Task description: Look through the material below. Copy each line that contains the string "color".

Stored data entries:
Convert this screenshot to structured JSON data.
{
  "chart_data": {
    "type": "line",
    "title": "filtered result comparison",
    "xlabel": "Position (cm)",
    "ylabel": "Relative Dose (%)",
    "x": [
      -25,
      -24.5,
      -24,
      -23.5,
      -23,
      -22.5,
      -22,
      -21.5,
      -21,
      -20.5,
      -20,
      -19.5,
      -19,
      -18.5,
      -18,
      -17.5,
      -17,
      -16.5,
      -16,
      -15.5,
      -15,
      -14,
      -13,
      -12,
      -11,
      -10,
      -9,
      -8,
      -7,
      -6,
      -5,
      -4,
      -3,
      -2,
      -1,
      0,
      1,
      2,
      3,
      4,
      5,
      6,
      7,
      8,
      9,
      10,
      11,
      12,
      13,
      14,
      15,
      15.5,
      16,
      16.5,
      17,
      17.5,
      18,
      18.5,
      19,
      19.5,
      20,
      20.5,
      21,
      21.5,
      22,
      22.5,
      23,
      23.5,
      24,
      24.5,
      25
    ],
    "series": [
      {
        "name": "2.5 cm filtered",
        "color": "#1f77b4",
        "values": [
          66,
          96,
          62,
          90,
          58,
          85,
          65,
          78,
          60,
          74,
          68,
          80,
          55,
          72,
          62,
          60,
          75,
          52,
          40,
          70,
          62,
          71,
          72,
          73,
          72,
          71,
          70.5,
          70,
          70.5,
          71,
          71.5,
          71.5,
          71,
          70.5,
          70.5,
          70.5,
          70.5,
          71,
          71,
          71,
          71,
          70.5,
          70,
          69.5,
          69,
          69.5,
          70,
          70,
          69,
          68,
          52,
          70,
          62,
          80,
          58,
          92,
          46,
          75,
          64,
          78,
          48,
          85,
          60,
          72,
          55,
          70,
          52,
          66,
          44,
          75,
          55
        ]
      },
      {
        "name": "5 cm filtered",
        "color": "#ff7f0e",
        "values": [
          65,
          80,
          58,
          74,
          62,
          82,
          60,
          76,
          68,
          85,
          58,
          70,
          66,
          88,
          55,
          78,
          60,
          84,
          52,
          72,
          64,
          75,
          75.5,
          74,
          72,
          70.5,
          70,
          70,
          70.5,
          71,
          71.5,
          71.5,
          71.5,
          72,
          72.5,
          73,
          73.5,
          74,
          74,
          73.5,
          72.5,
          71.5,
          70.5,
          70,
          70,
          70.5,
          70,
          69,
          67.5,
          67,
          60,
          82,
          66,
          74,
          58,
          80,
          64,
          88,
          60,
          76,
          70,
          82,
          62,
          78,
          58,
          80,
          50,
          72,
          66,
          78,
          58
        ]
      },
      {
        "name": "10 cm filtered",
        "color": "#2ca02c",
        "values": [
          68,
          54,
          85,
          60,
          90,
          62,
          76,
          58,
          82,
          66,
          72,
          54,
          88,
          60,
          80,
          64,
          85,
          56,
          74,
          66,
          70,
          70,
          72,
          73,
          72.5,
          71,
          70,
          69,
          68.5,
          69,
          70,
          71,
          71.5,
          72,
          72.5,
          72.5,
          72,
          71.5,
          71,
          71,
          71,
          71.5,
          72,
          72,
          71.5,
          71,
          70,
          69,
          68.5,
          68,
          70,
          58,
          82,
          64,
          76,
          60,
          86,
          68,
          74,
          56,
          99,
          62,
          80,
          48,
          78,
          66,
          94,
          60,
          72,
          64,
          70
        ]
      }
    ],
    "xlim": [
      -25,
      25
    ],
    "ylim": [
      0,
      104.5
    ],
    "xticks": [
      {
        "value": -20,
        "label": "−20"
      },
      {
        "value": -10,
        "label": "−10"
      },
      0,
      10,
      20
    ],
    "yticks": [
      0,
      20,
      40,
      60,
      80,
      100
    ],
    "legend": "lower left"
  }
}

Answer to the exercise:
        "color": "#1f77b4",
        "color": "#ff7f0e",
        "color": "#2ca02c",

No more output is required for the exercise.